• PROBLEM TO WORK ON
Return the whole listing exactly as it stands.

• EXTRACTED DATA
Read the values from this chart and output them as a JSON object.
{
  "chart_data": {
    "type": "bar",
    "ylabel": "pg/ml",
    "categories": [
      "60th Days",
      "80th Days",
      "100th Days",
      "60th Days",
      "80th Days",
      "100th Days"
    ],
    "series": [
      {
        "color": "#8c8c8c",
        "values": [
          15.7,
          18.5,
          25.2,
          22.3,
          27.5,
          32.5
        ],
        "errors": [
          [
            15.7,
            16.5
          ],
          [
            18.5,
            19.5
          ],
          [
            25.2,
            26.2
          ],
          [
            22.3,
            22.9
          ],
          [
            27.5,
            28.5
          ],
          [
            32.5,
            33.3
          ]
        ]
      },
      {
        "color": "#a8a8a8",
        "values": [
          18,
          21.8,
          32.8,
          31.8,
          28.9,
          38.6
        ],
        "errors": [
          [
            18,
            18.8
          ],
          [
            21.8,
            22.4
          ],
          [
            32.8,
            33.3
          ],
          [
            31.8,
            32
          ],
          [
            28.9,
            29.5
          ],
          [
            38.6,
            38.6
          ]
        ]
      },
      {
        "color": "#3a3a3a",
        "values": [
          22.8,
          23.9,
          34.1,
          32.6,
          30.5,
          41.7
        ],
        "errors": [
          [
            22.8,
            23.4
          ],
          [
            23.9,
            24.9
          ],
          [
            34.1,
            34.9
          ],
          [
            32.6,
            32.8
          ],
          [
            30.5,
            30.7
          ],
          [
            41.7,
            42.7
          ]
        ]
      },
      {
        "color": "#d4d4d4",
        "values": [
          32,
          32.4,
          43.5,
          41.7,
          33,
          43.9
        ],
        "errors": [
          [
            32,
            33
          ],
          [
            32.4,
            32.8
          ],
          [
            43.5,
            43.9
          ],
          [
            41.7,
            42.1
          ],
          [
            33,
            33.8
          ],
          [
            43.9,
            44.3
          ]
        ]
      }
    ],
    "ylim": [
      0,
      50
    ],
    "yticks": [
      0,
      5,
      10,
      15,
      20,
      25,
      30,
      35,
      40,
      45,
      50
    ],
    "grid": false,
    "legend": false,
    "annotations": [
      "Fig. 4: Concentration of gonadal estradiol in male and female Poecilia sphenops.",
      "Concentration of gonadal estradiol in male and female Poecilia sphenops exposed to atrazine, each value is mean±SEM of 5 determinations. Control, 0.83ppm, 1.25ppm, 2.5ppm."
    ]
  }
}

• RESULT OF THE EXERCISE
Read the values from this chart and output them as a JSON object.
{
  "chart_data": {
    "type": "bar",
    "ylabel": "pg/ml",
    "categories": [
      "60th Days",
      "80th Days",
      "100th Days",
      "60th Days",
      "80th Days",
      "100th Days"
    ],
    "series": [
      {
        "color": "#8c8c8c",
        "values": [
          15.7,
          18.5,
          25.2,
          22.3,
          27.5,
          32.5
        ],
        "errors": [
          [
            15.7,
            16.5
          ],
          [
            18.5,
            19.5
          ],
          [
            25.2,
            26.2
          ],
          [
            22.3,
            22.9
          ],
          [
            27.5,
            28.5
          ],
          [
            32.5,
            33.3
          ]
        ]
      },
      {
        "color": "#a8a8a8",
        "values": [
          18,
          21.8,
          32.8,
          31.8,
          28.9,
          38.6
        ],
        "errors": [
          [
            18,
            18.8
          ],
          [
            21.8,
            22.4
          ],
          [
            32.8,
            33.3
          ],
          [
            31.8,
            32
          ],
          [
            28.9,
            29.5
          ],
          [
            38.6,
            38.6
          ]
        ]
      },
      {
        "color": "#3a3a3a",
        "values": [
          22.8,
          23.9,
          34.1,
          32.6,
          30.5,
          41.7
        ],
        "errors": [
          [
            22.8,
            23.4
          ],
          [
            23.9,
            24.9
          ],
          [
            34.1,
            34.9
          ],
          [
            32.6,
            32.8
          ],
          [
            30.5,
            30.7
          ],
          [
            41.7,
            42.7
          ]
        ]
      },
      {
        "color": "#d4d4d4",
        "values": [
          32,
          32.4,
          43.5,
          41.7,
          33,
          43.9
        ],
        "errors": [
          [
            32,
            33
          ],
          [
            32.4,
            32.8
          ],
          [
            43.5,
            43.9
          ],
          [
            41.7,
            42.1
          ],
          [
            33,
            33.8
          ],
          [
            43.9,
            44.3
          ]
        ]
      }
    ],
    "ylim": [
      0,
      50
    ],
    "yticks": [
      0,
      5,
      10,
      15,
      20,
      25,
      30,
      35,
      40,
      45,
      50
    ],
    "grid": false,
    "legend": false,
    "annotations": [
      "Fig. 4: Concentration of gonadal estradiol in male and female Poecilia sphenops.",
      "Concentration of gonadal estradiol in male and female Poecilia sphenops exposed to atrazine, each value is mean±SEM of 5 determinations. Control, 0.83ppm, 1.25ppm, 2.5ppm."
    ]
  }
}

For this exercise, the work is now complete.